* Supplied material *
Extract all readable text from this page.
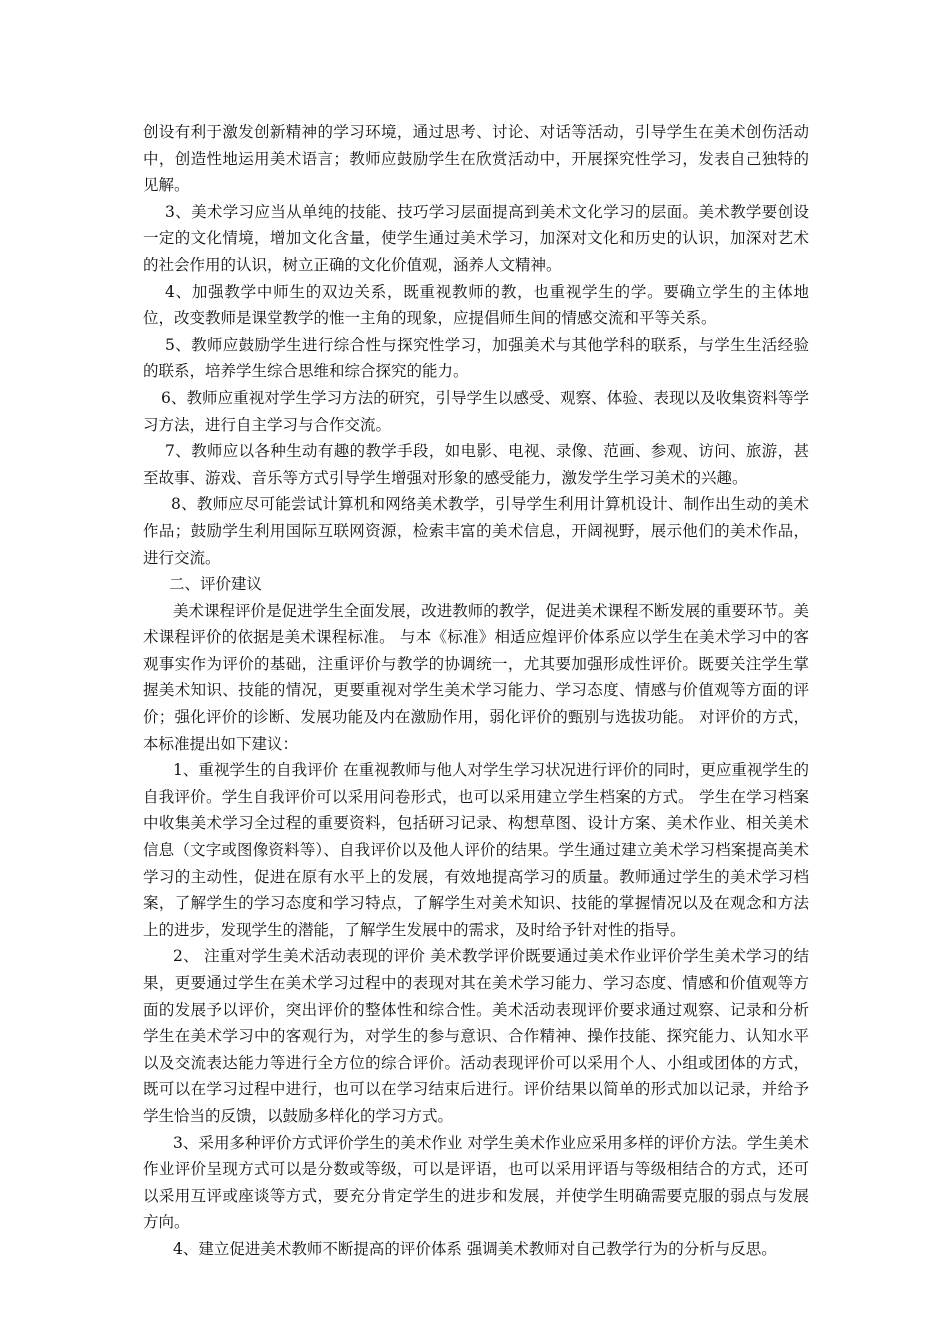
创设有利于激发创新精神的学习环境，通过思考、讨论、对话等活动，引导学生在美术创伤活动中，创造性地运用美术语言；教师应鼓励学生在欣赏活动中，开展探究性学习，发表自己独特的见解。

3、美术学习应当从单纯的技能、技巧学习层面提高到美术文化学习的层面。美术教学要创设一定的文化情境，增加文化含量，使学生通过美术学习，加深对文化和历史的认识，加深对艺术的社会作用的认识，树立正确的文化价值观，涵养人文精神。

4、加强教学中师生的双边关系，既重视教师的教，也重视学生的学。要确立学生的主体地位，改变教师是课堂教学的惟一主角的现象，应提倡师生间的情感交流和平等关系。

5、教师应鼓励学生进行综合性与探究性学习，加强美术与其他学科的联系，与学生生活经验的联系，培养学生综合思维和综合探究的能力。

6、教师应重视对学生学习方法的研究，引导学生以感受、观察、体验、表现以及收集资料等学习方法，进行自主学习与合作交流。

7、教师应以各种生动有趣的教学手段，如电影、电视、录像、范画、参观、访问、旅游，甚至故事、游戏、音乐等方式引导学生增强对形象的感受能力，激发学生学习美术的兴趣。

8、教师应尽可能尝试计算机和网络美术教学，引导学生利用计算机设计、制作出生动的美术作品；鼓励学生利用国际互联网资源，检索丰富的美术信息，开阔视野，展示他们的美术作品，进行交流。

二、评价建议

美术课程评价是促进学生全面发展，改进教师的教学，促进美术课程不断发展的重要环节。美术课程评价的依据是美术课程标准。 与本《标准》相适应煌评价体系应以学生在美术学习中的客观事实作为评价的基础，注重评价与教学的协调统一，尤其要加强形成性评价。既要关注学生掌握美术知识、技能的情况，更要重视对学生美术学习能力、学习态度、情感与价值观等方面的评价；强化评价的诊断、发展功能及内在激励作用，弱化评价的甄别与选拔功能。 对评价的方式，本标准提出如下建议：

1、重视学生的自我评价 在重视教师与他人对学生学习状况进行评价的同时，更应重视学生的自我评价。学生自我评价可以采用问卷形式，也可以采用建立学生档案的方式。 学生在学习档案中收集美术学习全过程的重要资料，包括研习记录、构想草图、设计方案、美术作业、相关美术信息（文字或图像资料等）、自我评价以及他人评价的结果。学生通过建立美术学习档案提高美术学习的主动性，促进在原有水平上的发展，有效地提高学习的质量。教师通过学生的美术学习档案，了解学生的学习态度和学习特点，了解学生对美术知识、技能的掌握情况以及在观念和方法上的进步，发现学生的潜能，了解学生发展中的需求，及时给予针对性的指导。

2、 注重对学生美术活动表现的评价 美术教学评价既要通过美术作业评价学生美术学习的结果，更要通过学生在美术学习过程中的表现对其在美术学习能力、学习态度、情感和价值观等方面的发展予以评价，突出评价的整体性和综合性。美术活动表现评价要求通过观察、记录和分析学生在美术学习中的客观行为，对学生的参与意识、合作精神、操作技能、探究能力、认知水平以及交流表达能力等进行全方位的综合评价。活动表现评价可以采用个人、小组或团体的方式，既可以在学习过程中进行，也可以在学习结束后进行。评价结果以简单的形式加以记录，并给予学生恰当的反馈，以鼓励多样化的学习方式。

3、采用多种评价方式评价学生的美术作业 对学生美术作业应采用多样的评价方法。学生美术作业评价呈现方式可以是分数或等级，可以是评语，也可以采用评语与等级相结合的方式，还可以采用互评或座谈等方式，要充分肯定学生的进步和发展，并使学生明确需要克服的弱点与发展方向。

4、建立促进美术教师不断提高的评价体系 强调美术教师对自己教学行为的分析与反思。
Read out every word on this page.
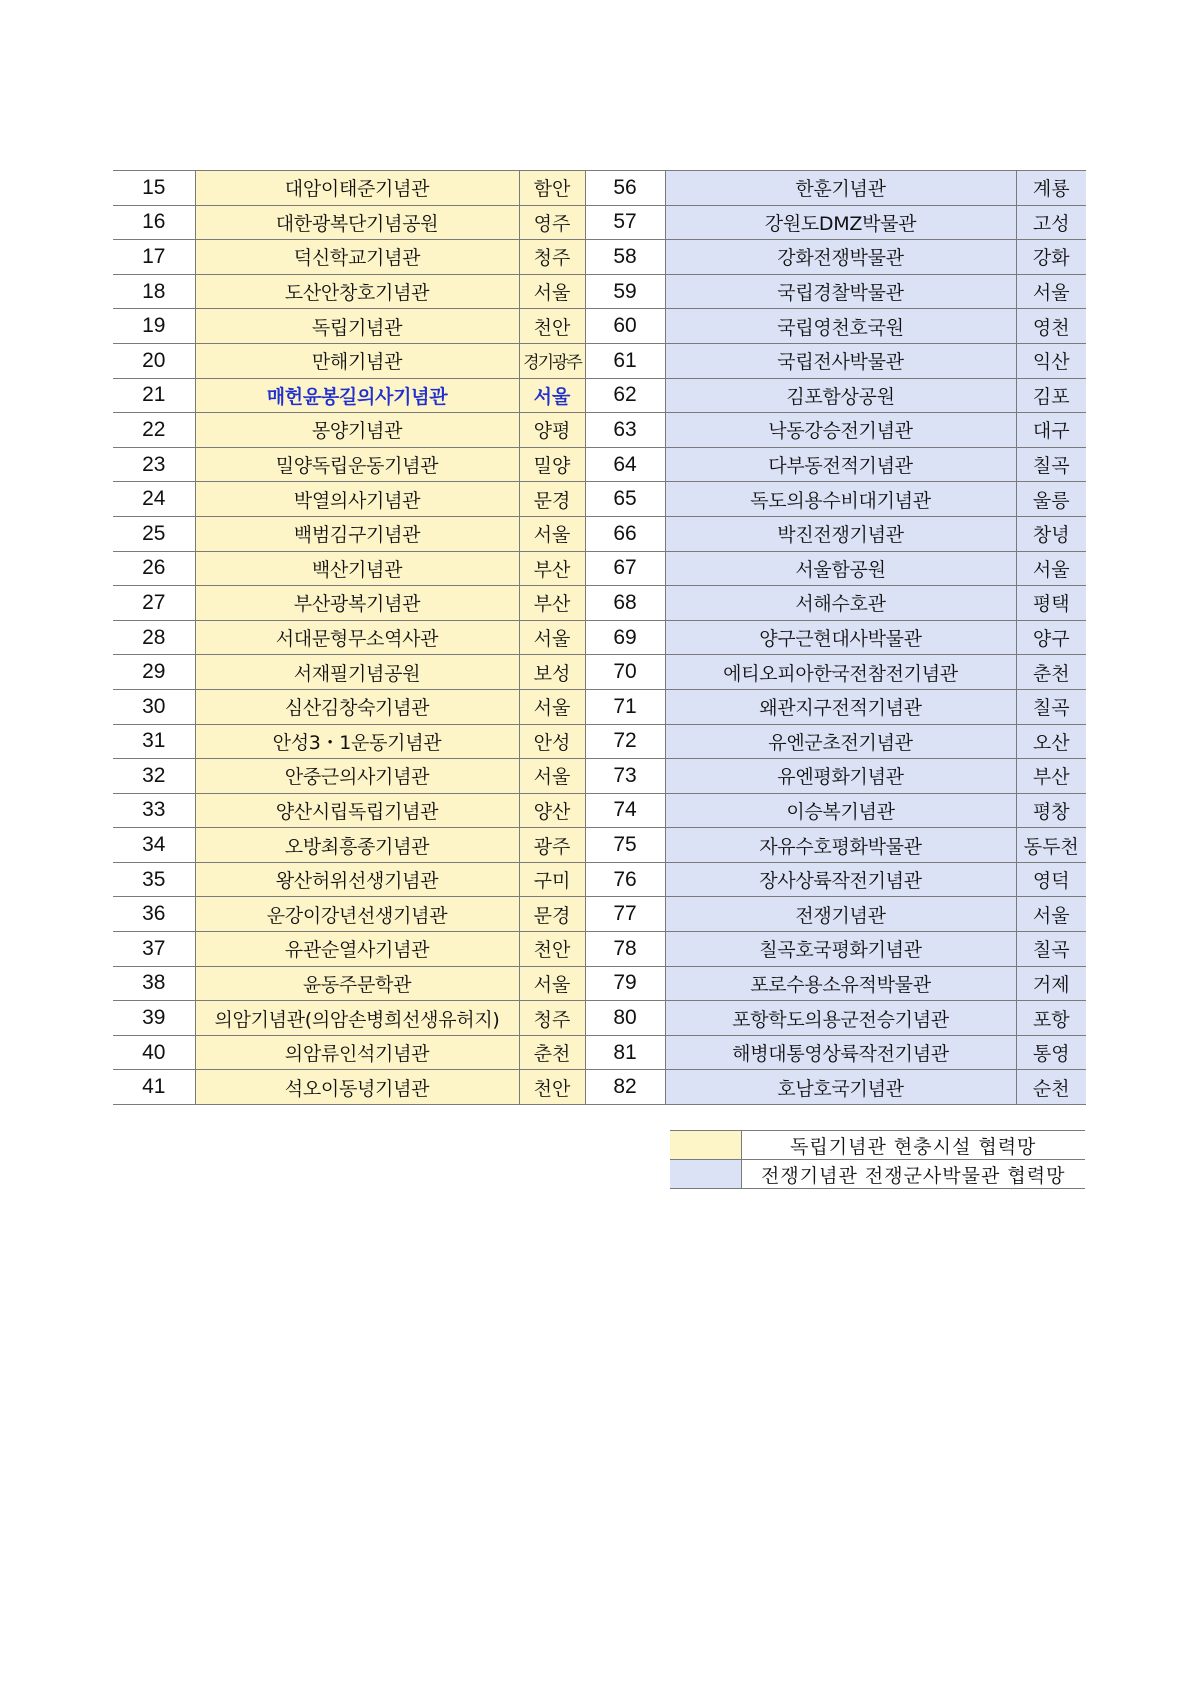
15	대암이태준기념관	함안	56	한훈기념관	계룡
16	대한광복단기념공원	영주	57	강원도DMZ박물관	고성
17	덕신학교기념관	청주	58	강화전쟁박물관	강화
18	도산안창호기념관	서울	59	국립경찰박물관	서울
19	독립기념관	천안	60	국립영천호국원	영천
20	만해기념관	경기광주	61	국립전사박물관	익산
21	매헌윤봉길의사기념관	서울	62	김포함상공원	김포
22	몽양기념관	양평	63	낙동강승전기념관	대구
23	밀양독립운동기념관	밀양	64	다부동전적기념관	칠곡
24	박열의사기념관	문경	65	독도의용수비대기념관	울릉
25	백범김구기념관	서울	66	박진전쟁기념관	창녕
26	백산기념관	부산	67	서울함공원	서울
27	부산광복기념관	부산	68	서해수호관	평택
28	서대문형무소역사관	서울	69	양구근현대사박물관	양구
29	서재필기념공원	보성	70	에티오피아한국전참전기념관	춘천
30	심산김창숙기념관	서울	71	왜관지구전적기념관	칠곡
31	안성3・1운동기념관	안성	72	유엔군초전기념관	오산
32	안중근의사기념관	서울	73	유엔평화기념관	부산
33	양산시립독립기념관	양산	74	이승복기념관	평창
34	오방최흥종기념관	광주	75	자유수호평화박물관	동두천
35	왕산허위선생기념관	구미	76	장사상륙작전기념관	영덕
36	운강이강년선생기념관	문경	77	전쟁기념관	서울
37	유관순열사기념관	천안	78	칠곡호국평화기념관	칠곡
38	윤동주문학관	서울	79	포로수용소유적박물관	거제
39	의암기념관(의암손병희선생유허지)	청주	80	포항학도의용군전승기념관	포항
40	의암류인석기념관	춘천	81	해병대통영상륙작전기념관	통영
41	석오이동녕기념관	천안	82	호남호국기념관	순천
	독립기념관 현충시설 협력망
	전쟁기념관 전쟁군사박물관 협력망
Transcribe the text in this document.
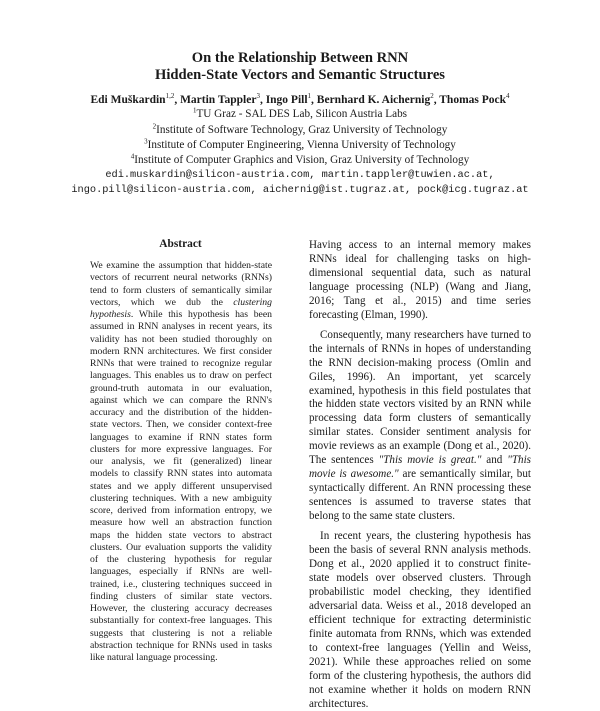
On the Relationship Between RNN
Hidden-State Vectors and Semantic Structures
Edi Muškardin$^{1,2}$, Martin Tappler$^3$, Ingo Pill$^1$, Bernhard K. Aichernig$^2$, Thomas Pock$^4$
$^1$TU Graz - SAL DES Lab, Silicon Austria Labs
$^2$Institute of Software Technology, Graz University of Technology
$^3$Institute of Computer Engineering, Vienna University of Technology
$^4$Institute of Computer Graphics and Vision, Graz University of Technology
edi.muskardin@silicon-austria.com, martin.tappler@tuwien.ac.at,
ingo.pill@silicon-austria.com, aichernig@ist.tugraz.at, pock@icg.tugraz.at
Abstract
We examine the assumption that hidden-state vectors of recurrent neural networks (RNNs) tend to form clusters of semantically similar vectors, which we dub the clustering hypothesis. While this hypothesis has been assumed in RNN analyses in recent years, its validity has not been studied thoroughly on modern RNN architectures. We first consider RNNs that were trained to recognize regular languages. This enables us to draw on perfect ground-truth automata in our evaluation, against which we can compare the RNN's accuracy and the distribution of the hidden-state vectors. Then, we consider context-free languages to examine if RNN states form clusters for more expressive languages. For our analysis, we fit (generalized) linear models to classify RNN states into automata states and we apply different unsupervised clustering techniques. With a new ambiguity score, derived from information entropy, we measure how well an abstraction function maps the hidden state vectors to abstract clusters. Our evaluation supports the validity of the clustering hypothesis for regular languages, especially if RNNs are well-trained, i.e., clustering techniques succeed in finding clusters of similar state vectors. However, the clustering accuracy decreases substantially for context-free languages. This suggests that clustering is not a reliable abstraction technique for RNNs used in tasks like natural language processing.

Having access to an internal memory makes RNNs ideal for challenging tasks on high-dimensional sequential data, such as natural language processing (NLP) (Wang and Jiang, 2016; Tang et al., 2015) and time series forecasting (Elman, 1990).

Consequently, many researchers have turned to the internals of RNNs in hopes of understanding the RNN decision-making process (Omlin and Giles, 1996). An important, yet scarcely examined, hypothesis in this field postulates that the hidden state vectors visited by an RNN while processing data form clusters of semantically similar states. Consider sentiment analysis for movie reviews as an example (Dong et al., 2020). The sentences "This movie is great." and "This movie is awesome." are semantically similar, but syntactically different. An RNN processing these sentences is assumed to traverse states that belong to the same state clusters.

In recent years, the clustering hypothesis has been the basis of several RNN analysis methods. Dong et al., 2020 applied it to construct finite-state models over observed clusters. Through probabilistic model checking, they identified adversarial data. Weiss et al., 2018 developed an efficient technique for extracting deterministic finite automata from RNNs, which was extended to context-free languages (Yellin and Weiss, 2021). While these approaches relied on some form of the clustering hypothesis, the authors did not examine whether it holds on modern RNN architectures.
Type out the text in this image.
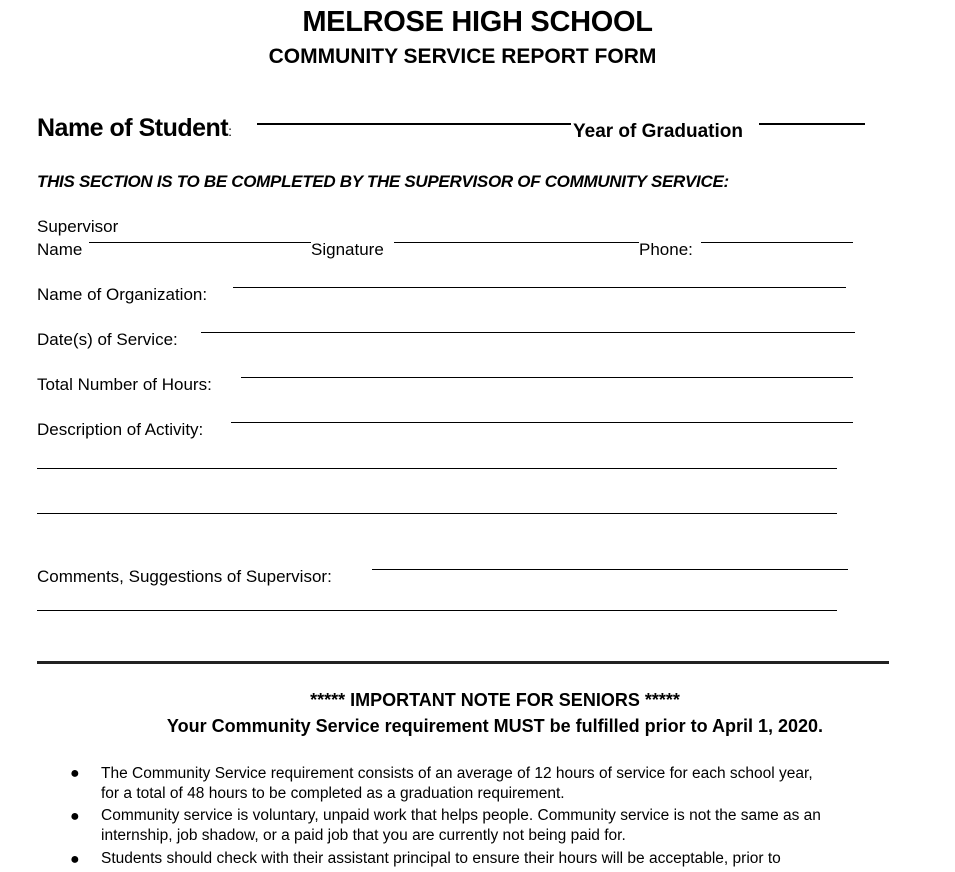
MELROSE HIGH SCHOOL
COMMUNITY SERVICE REPORT FORM
Name of Student:	Year of Graduation
THIS SECTION IS TO BE COMPLETED BY THE SUPERVISOR OF COMMUNITY SERVICE:
Supervisor
Name	Signature	Phone:
Name of Organization:
Date(s) of Service:
Total Number of Hours:
Description of Activity:
Comments, Suggestions of Supervisor:
***** IMPORTANT NOTE FOR SENIORS *****
Your Community Service requirement MUST be fulfilled prior to April 1, 2020.
● The Community Service requirement consists of an average of 12 hours of service for each school year,
for a total of 48 hours to be completed as a graduation requirement.
● Community service is voluntary, unpaid work that helps people. Community service is not the same as an
internship, job shadow, or a paid job that you are currently not being paid for.
● Students should check with their assistant principal to ensure their hours will be acceptable, prior to
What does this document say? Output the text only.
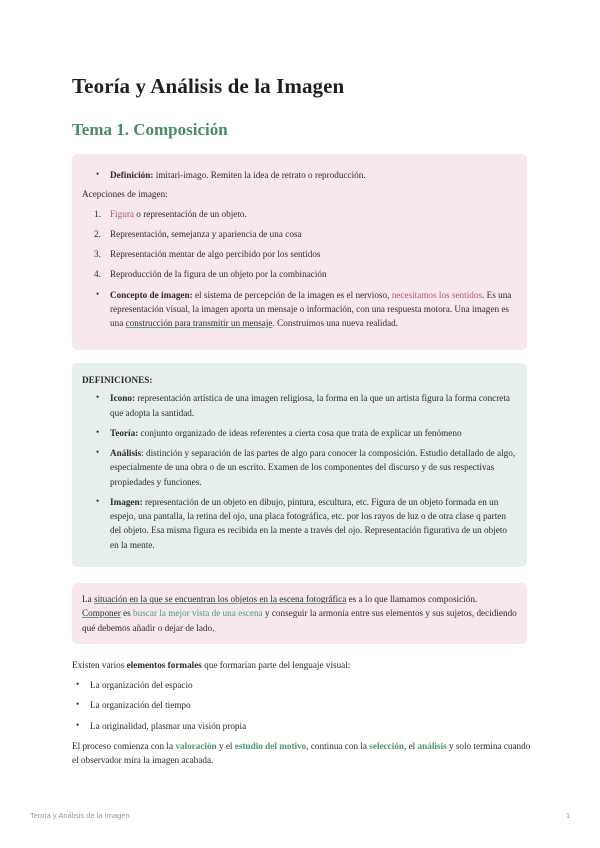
Teoría y Análisis de la Imagen
Tema 1. Composición
• Definición: imitari-imago. Remiten la idea de retrato o reproducción.

Acepciones de imagen:

1. Figura o representación de un objeto.
2. Representación, semejanza y apariencia de una cosa
3. Representación mentar de algo percibido por los sentidos
4. Reproducción de la figura de un objeto por la combinación
• Concepto de imagen: el sistema de percepción de la imagen es el nervioso, necesitamos los sentidos. Es una representación visual, la imagen aporta un mensaje o información, con una respuesta motora. Una imagen es una construcción para transmitir un mensaje. Construimos una nueva realidad.

DEFINICIONES:

• Icono: representación artística de una imagen religiosa, la forma en la que un artista figura la forma concreta que adopta la santidad.
• Teoría: conjunto organizado de ideas referentes a cierta cosa que trata de explicar un fenómeno
• Análisis: distinción y separación de las partes de algo para conocer la composición. Estudio detallado de algo, especialmente de una obra o de un escrito. Examen de los componentes del discurso y de sus respectivas propiedades y funciones.
• Imagen: representación de un objeto en dibujo, pintura, escultura, etc. Figura de un objeto formada en un espejo, una pantalla, la retina del ojo, una placa fotográfica, etc. por los rayos de luz o de otra clase q parten del objeto. Esa misma figura es recibida en la mente a través del ojo. Representación figurativa de un objeto en la mente.

La situación en la que se encuentran los objetos en la escena fotográfica es a lo que llamamos composición. Componer es buscar la mejor vista de una escena y conseguir la armonía entre sus elementos y sus sujetos, decidiendo qué debemos añadir o dejar de lado.

Existen varios elementos formales que formarían parte del lenguaje visual:

• La organización del espacio
• La organización del tiempo
• La originalidad, plasmar una visión propia

El proceso comienza con la valoración y el estudio del motivo, continua con la selección, el análisis y solo termina cuando el observador mira la imagen acabada.

Teoría y Análisis de la Imagen	1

* What you have to do *
Copy out every line holding the string "para".

* The response *
• Concepto de imagen: el sistema de percepción de la imagen es el nervioso, necesitamos los sentidos. Es una representación visual, la imagen aporta un mensaje o información, con una respuesta motora. Una imagen es una construcción para transmitir un mensaje. Construimos una nueva realidad.
• Análisis: distinción y separación de las partes de algo para conocer la composición. Estudio detallado de algo, especialmente de una obra o de un escrito. Examen de los componentes del discurso y de sus respectivas propiedades y funciones.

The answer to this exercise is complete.